PROBLEM
Copy all lines in which the word "Inch" can be found.

Collection entries

::::::::::

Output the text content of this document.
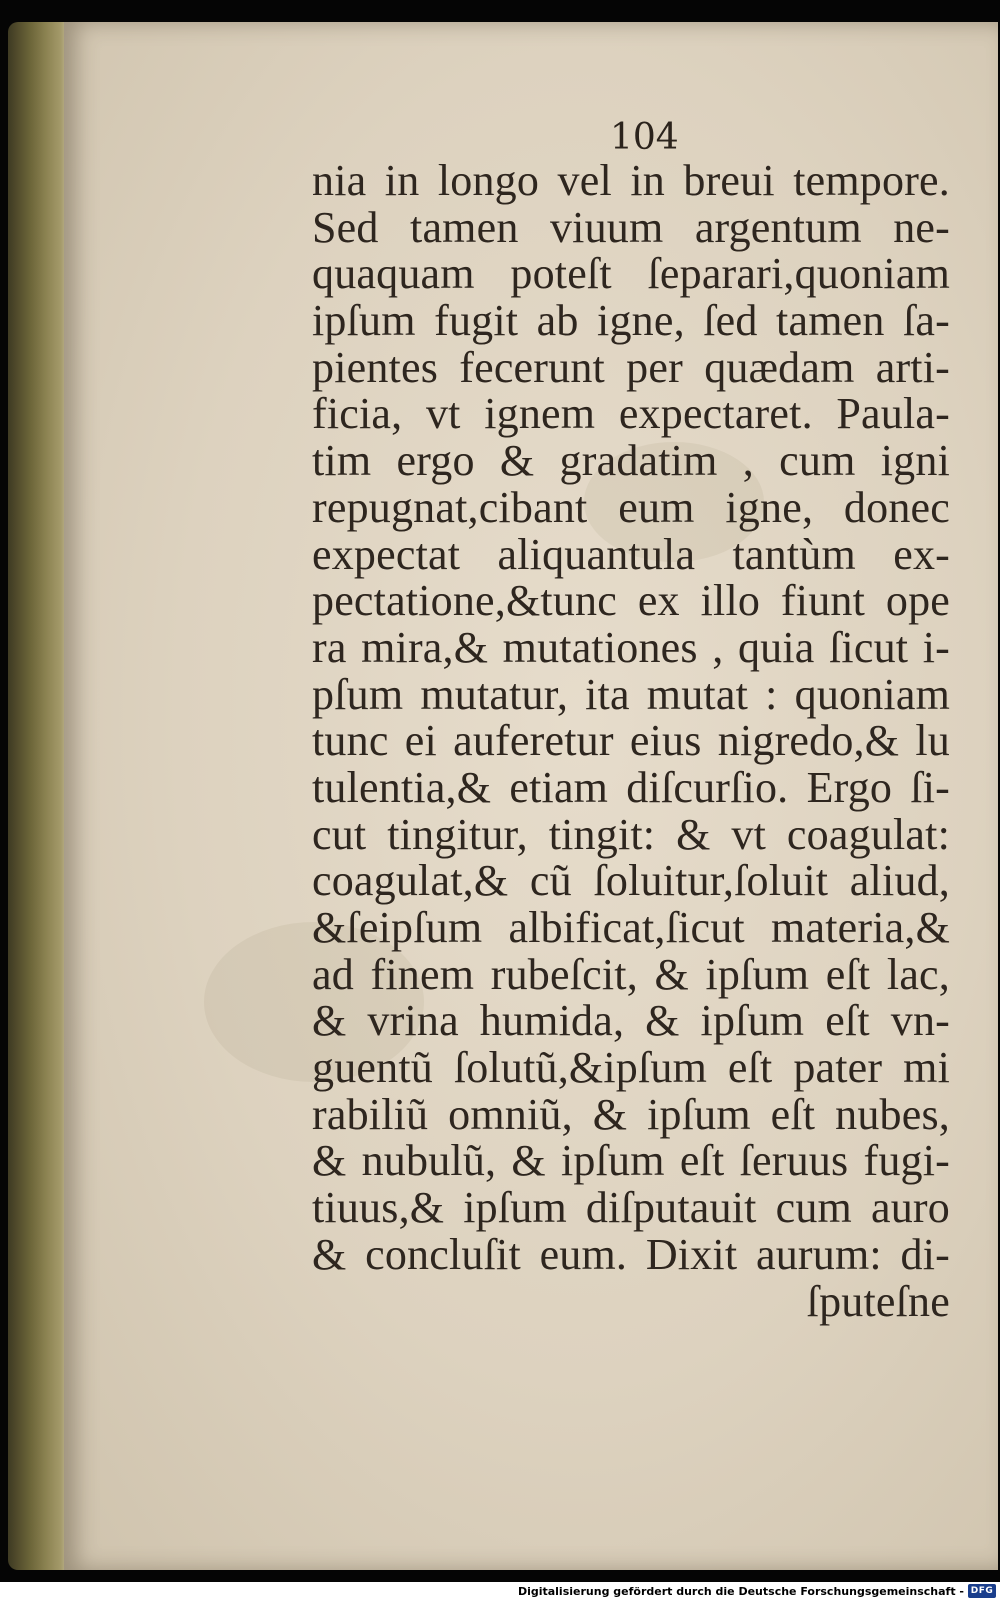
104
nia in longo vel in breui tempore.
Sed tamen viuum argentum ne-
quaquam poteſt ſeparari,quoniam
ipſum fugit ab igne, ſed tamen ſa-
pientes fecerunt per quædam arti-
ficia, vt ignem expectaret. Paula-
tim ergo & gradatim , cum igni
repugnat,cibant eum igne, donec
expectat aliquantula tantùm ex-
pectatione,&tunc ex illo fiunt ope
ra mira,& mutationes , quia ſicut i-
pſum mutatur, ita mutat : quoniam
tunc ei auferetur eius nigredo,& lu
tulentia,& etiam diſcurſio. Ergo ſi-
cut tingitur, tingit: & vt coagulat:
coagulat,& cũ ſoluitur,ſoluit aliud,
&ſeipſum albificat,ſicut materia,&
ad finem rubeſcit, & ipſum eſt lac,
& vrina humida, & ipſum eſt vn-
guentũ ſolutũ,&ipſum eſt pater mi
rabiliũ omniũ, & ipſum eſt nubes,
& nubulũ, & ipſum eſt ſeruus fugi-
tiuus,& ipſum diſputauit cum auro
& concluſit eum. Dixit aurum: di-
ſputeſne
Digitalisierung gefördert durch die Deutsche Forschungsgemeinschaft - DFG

::::::::::

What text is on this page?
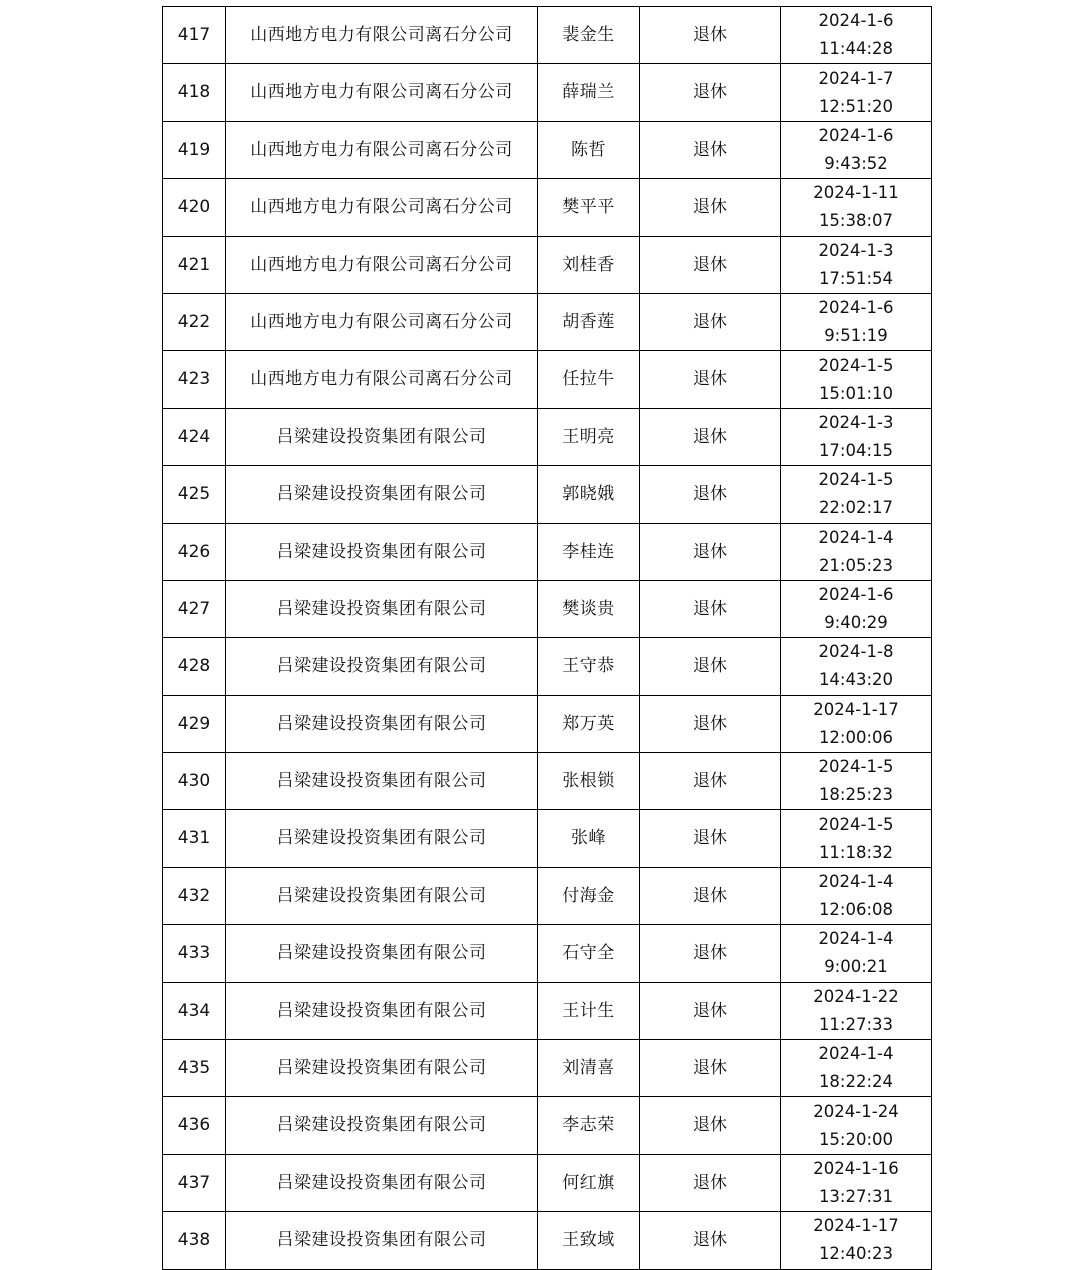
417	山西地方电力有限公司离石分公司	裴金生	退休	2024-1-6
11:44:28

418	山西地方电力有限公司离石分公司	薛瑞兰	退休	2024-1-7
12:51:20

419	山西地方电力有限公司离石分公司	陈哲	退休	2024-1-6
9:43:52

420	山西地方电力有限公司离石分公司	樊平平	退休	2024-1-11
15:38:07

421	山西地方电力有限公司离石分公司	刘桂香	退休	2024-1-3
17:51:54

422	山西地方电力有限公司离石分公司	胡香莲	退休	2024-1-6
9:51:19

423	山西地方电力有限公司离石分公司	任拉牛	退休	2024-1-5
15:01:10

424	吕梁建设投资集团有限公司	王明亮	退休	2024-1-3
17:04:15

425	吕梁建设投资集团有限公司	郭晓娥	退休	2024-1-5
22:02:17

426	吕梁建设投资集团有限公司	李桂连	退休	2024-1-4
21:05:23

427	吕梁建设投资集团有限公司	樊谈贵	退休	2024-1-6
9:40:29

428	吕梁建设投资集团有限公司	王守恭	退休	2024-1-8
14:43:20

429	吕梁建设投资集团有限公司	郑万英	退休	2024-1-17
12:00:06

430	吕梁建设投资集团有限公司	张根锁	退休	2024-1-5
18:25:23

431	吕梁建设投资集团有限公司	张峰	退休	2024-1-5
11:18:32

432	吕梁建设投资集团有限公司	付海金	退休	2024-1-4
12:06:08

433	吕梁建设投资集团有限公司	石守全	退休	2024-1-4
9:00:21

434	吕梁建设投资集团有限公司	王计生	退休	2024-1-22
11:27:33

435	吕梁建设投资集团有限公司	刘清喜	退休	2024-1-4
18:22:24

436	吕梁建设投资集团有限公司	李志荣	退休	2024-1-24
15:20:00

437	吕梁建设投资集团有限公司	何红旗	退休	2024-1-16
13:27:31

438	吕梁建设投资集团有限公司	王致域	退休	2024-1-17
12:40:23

::::::::::

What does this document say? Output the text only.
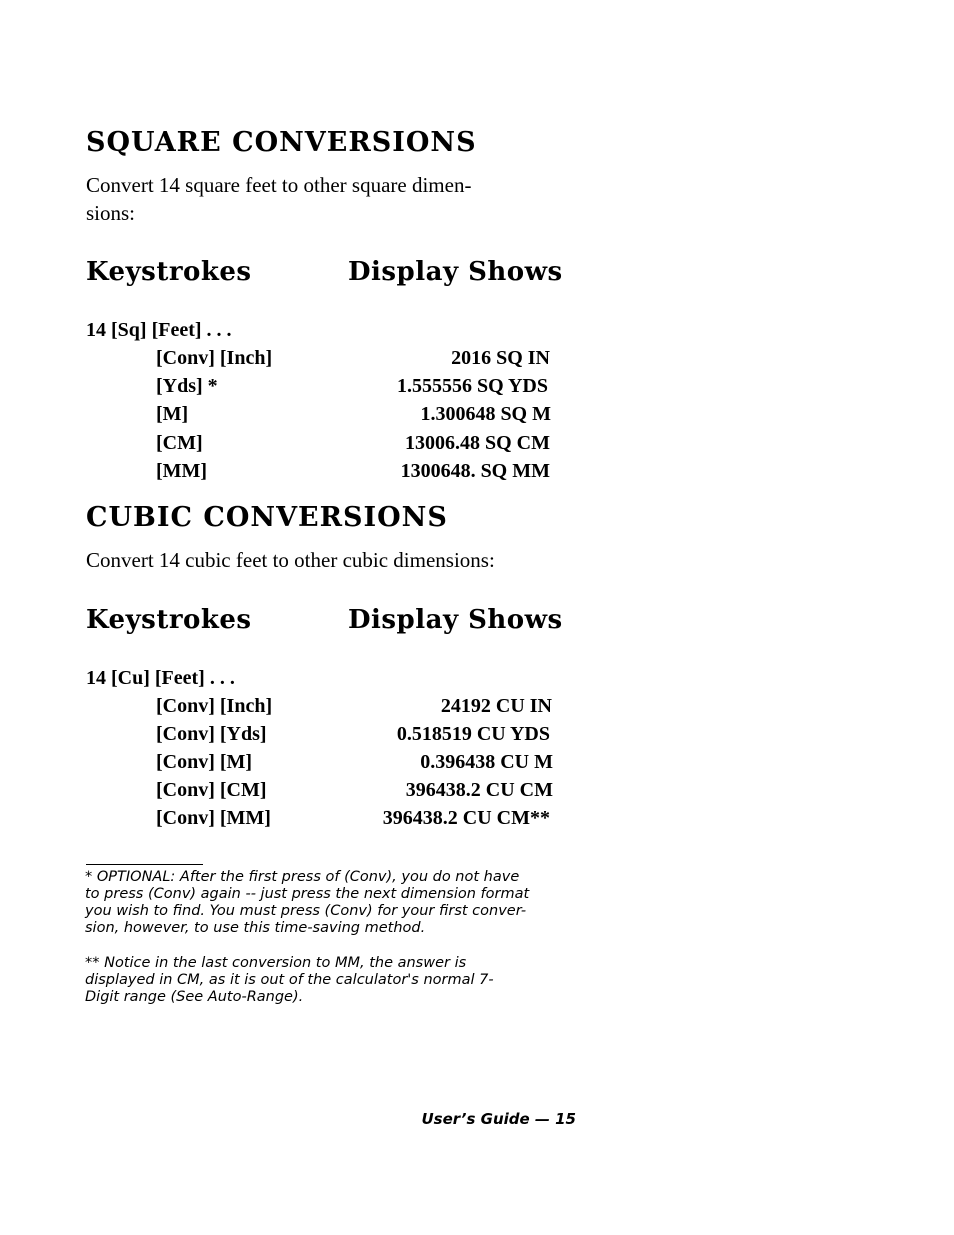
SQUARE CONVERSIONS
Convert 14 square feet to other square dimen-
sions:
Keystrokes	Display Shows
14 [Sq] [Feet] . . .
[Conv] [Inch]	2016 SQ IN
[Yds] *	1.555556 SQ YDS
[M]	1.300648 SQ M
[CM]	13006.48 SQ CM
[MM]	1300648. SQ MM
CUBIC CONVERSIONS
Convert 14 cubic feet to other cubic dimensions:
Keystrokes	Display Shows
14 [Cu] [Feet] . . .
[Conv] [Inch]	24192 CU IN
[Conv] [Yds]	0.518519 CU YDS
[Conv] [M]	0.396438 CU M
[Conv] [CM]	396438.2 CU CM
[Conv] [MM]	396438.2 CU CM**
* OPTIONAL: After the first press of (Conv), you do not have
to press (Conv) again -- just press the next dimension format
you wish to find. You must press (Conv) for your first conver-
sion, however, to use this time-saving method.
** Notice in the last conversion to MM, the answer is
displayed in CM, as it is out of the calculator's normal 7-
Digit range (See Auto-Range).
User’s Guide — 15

::::::::::

COMPLETE OUTPUT
[Conv] [Inch]	2016 SQ IN
[Conv] [Inch]	24192 CU IN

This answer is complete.